* Begin Data supplied *
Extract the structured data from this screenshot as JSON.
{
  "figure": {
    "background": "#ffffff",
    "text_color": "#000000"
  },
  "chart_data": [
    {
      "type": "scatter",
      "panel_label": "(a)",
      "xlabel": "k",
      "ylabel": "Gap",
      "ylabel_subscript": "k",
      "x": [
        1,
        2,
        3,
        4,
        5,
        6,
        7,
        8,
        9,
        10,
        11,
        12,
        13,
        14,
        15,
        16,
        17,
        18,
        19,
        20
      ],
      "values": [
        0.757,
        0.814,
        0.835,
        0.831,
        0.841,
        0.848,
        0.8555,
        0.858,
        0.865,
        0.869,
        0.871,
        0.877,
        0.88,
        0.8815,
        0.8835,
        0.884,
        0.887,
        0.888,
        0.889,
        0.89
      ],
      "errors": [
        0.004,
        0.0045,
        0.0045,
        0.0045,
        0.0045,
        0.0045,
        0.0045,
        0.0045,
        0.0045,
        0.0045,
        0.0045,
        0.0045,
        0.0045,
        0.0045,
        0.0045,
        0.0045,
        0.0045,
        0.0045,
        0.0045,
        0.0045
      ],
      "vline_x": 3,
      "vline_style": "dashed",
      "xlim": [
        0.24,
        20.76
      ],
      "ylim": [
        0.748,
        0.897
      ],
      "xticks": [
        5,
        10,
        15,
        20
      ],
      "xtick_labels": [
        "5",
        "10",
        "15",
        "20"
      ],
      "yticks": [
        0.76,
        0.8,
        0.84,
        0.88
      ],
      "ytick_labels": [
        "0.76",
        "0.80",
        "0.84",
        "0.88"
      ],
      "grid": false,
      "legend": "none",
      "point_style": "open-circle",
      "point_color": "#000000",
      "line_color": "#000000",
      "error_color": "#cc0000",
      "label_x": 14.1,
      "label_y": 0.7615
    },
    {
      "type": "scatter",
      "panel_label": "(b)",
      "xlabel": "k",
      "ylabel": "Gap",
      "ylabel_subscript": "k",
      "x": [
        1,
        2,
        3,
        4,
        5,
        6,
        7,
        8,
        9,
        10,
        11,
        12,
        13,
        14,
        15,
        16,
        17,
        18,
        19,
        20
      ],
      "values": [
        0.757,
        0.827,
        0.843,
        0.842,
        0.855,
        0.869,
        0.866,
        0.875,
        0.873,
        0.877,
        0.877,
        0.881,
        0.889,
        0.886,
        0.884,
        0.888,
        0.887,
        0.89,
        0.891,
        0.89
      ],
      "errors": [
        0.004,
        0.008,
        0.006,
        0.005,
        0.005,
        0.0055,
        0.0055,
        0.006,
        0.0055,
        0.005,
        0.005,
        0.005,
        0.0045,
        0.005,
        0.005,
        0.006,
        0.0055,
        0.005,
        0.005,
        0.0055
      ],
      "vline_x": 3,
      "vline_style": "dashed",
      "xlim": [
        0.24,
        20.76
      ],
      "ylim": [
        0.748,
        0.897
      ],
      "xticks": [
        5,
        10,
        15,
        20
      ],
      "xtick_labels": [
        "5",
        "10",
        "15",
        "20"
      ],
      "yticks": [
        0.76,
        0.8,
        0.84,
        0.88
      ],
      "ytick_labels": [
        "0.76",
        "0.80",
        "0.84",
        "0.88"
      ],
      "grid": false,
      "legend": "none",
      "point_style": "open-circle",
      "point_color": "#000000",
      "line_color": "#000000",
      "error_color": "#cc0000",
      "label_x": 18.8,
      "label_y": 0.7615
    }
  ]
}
* End Data supplied *
> The request
Transcribe the data above in full, exactly.

> Task answer
Extract the structured data from this screenshot as JSON.
{
  "figure": {
    "background": "#ffffff",
    "text_color": "#000000"
  },
  "chart_data": [
    {
      "type": "scatter",
      "panel_label": "(a)",
      "xlabel": "k",
      "ylabel": "Gap",
      "ylabel_subscript": "k",
      "x": [
        1,
        2,
        3,
        4,
        5,
        6,
        7,
        8,
        9,
        10,
        11,
        12,
        13,
        14,
        15,
        16,
        17,
        18,
        19,
        20
      ],
      "values": [
        0.757,
        0.814,
        0.835,
        0.831,
        0.841,
        0.848,
        0.8555,
        0.858,
        0.865,
        0.869,
        0.871,
        0.877,
        0.88,
        0.8815,
        0.8835,
        0.884,
        0.887,
        0.888,
        0.889,
        0.89
      ],
      "errors": [
        0.004,
        0.0045,
        0.0045,
        0.0045,
        0.0045,
        0.0045,
        0.0045,
        0.0045,
        0.0045,
        0.0045,
        0.0045,
        0.0045,
        0.0045,
        0.0045,
        0.0045,
        0.0045,
        0.0045,
        0.0045,
        0.0045,
        0.0045
      ],
      "vline_x": 3,
      "vline_style": "dashed",
      "xlim": [
        0.24,
        20.76
      ],
      "ylim": [
        0.748,
        0.897
      ],
      "xticks": [
        5,
        10,
        15,
        20
      ],
      "xtick_labels": [
        "5",
        "10",
        "15",
        "20"
      ],
      "yticks": [
        0.76,
        0.8,
        0.84,
        0.88
      ],
      "ytick_labels": [
        "0.76",
        "0.80",
        "0.84",
        "0.88"
      ],
      "grid": false,
      "legend": "none",
      "point_style": "open-circle",
      "point_color": "#000000",
      "line_color": "#000000",
      "error_color": "#cc0000",
      "label_x": 14.1,
      "label_y": 0.7615
    },
    {
      "type": "scatter",
      "panel_label": "(b)",
      "xlabel": "k",
      "ylabel": "Gap",
      "ylabel_subscript": "k",
      "x": [
        1,
        2,
        3,
        4,
        5,
        6,
        7,
        8,
        9,
        10,
        11,
        12,
        13,
        14,
        15,
        16,
        17,
        18,
        19,
        20
      ],
      "values": [
        0.757,
        0.827,
        0.843,
        0.842,
        0.855,
        0.869,
        0.866,
        0.875,
        0.873,
        0.877,
        0.877,
        0.881,
        0.889,
        0.886,
        0.884,
        0.888,
        0.887,
        0.89,
        0.891,
        0.89
      ],
      "errors": [
        0.004,
        0.008,
        0.006,
        0.005,
        0.005,
        0.0055,
        0.0055,
        0.006,
        0.0055,
        0.005,
        0.005,
        0.005,
        0.0045,
        0.005,
        0.005,
        0.006,
        0.0055,
        0.005,
        0.005,
        0.0055
      ],
      "vline_x": 3,
      "vline_style": "dashed",
      "xlim": [
        0.24,
        20.76
      ],
      "ylim": [
        0.748,
        0.897
      ],
      "xticks": [
        5,
        10,
        15,
        20
      ],
      "xtick_labels": [
        "5",
        "10",
        "15",
        "20"
      ],
      "yticks": [
        0.76,
        0.8,
        0.84,
        0.88
      ],
      "ytick_labels": [
        "0.76",
        "0.80",
        "0.84",
        "0.88"
      ],
      "grid": false,
      "legend": "none",
      "point_style": "open-circle",
      "point_color": "#000000",
      "line_color": "#000000",
      "error_color": "#cc0000",
      "label_x": 18.8,
      "label_y": 0.7615
    }
  ]
}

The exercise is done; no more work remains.